What is expected - Set down every entry word for word. Omit the pictures.

Data excerpts -
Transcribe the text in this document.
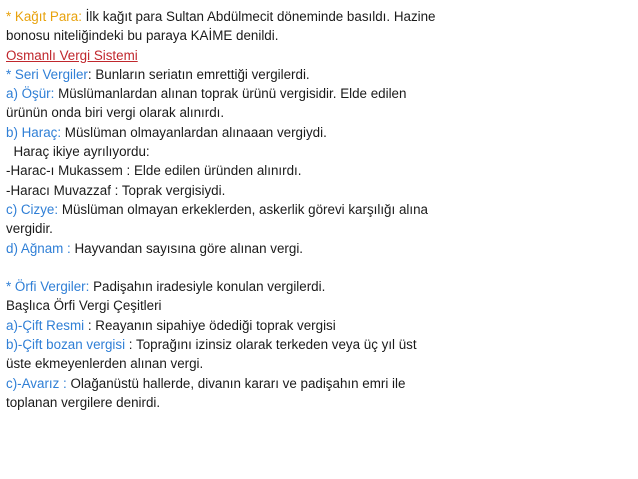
* Kağıt Para: İlk kağıt para Sultan Abdülmecit döneminde basıldı. Hazine
bonosu niteliğindeki bu paraya KAİME denildi.
Osmanlı Vergi Sistemi
* Seri Vergiler: Bunların seriatın emrettiği vergilerdi.
a) Öşür: Müslümanlardan alınan toprak ürünü vergisidir. Elde edilen
ürünün onda biri vergi olarak alınırdı.
b) Haraç: Müslüman olmayanlardan alınaaan vergiydi.
Haraç ikiye ayrılıyordu:
-Harac-ı Mukassem : Elde edilen üründen alınırdı.
-Haracı Muvazzaf : Toprak vergisiydi.
c) Cizye: Müslüman olmayan erkeklerden, askerlik görevi karşılığı alına
vergidir.
d) Ağnam : Hayvandan sayısına göre alınan vergi.
* Örfi Vergiler: Padişahın iradesiyle konulan vergilerdi.
Başlıca Örfi Vergi Çeşitleri
a)-Çift Resmi : Reayanın sipahiye ödediği toprak vergisi
b)-Çift bozan vergisi : Toprağını izinsiz olarak terkeden veya üç yıl üst
üste ekmeyenlerden alınan vergi.
c)-Avarız : Olağanüstü hallerde, divanın kararı ve padişahın emri ile
toplanan vergilere denirdi.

Reply -
Transcribe the text in this document.
* Kağıt Para: İlk kağıt para Sultan Abdülmecit döneminde basıldı. Hazine
bonosu niteliğindeki bu paraya KAİME denildi.
Osmanlı Vergi Sistemi
* Seri Vergiler: Bunların seriatın emrettiği vergilerdi.
a) Öşür: Müslümanlardan alınan toprak ürünü vergisidir. Elde edilen
ürünün onda biri vergi olarak alınırdı.
b) Haraç: Müslüman olmayanlardan alınaaan vergiydi.
Haraç ikiye ayrılıyordu:
-Harac-ı Mukassem : Elde edilen üründen alınırdı.
-Haracı Muvazzaf : Toprak vergisiydi.
c) Cizye: Müslüman olmayan erkeklerden, askerlik görevi karşılığı alına
vergidir.
d) Ağnam : Hayvandan sayısına göre alınan vergi.
* Örfi Vergiler: Padişahın iradesiyle konulan vergilerdi.
Başlıca Örfi Vergi Çeşitleri
a)-Çift Resmi : Reayanın sipahiye ödediği toprak vergisi
b)-Çift bozan vergisi : Toprağını izinsiz olarak terkeden veya üç yıl üst
üste ekmeyenlerden alınan vergi.
c)-Avarız : Olağanüstü hallerde, divanın kararı ve padişahın emri ile
toplanan vergilere denirdi.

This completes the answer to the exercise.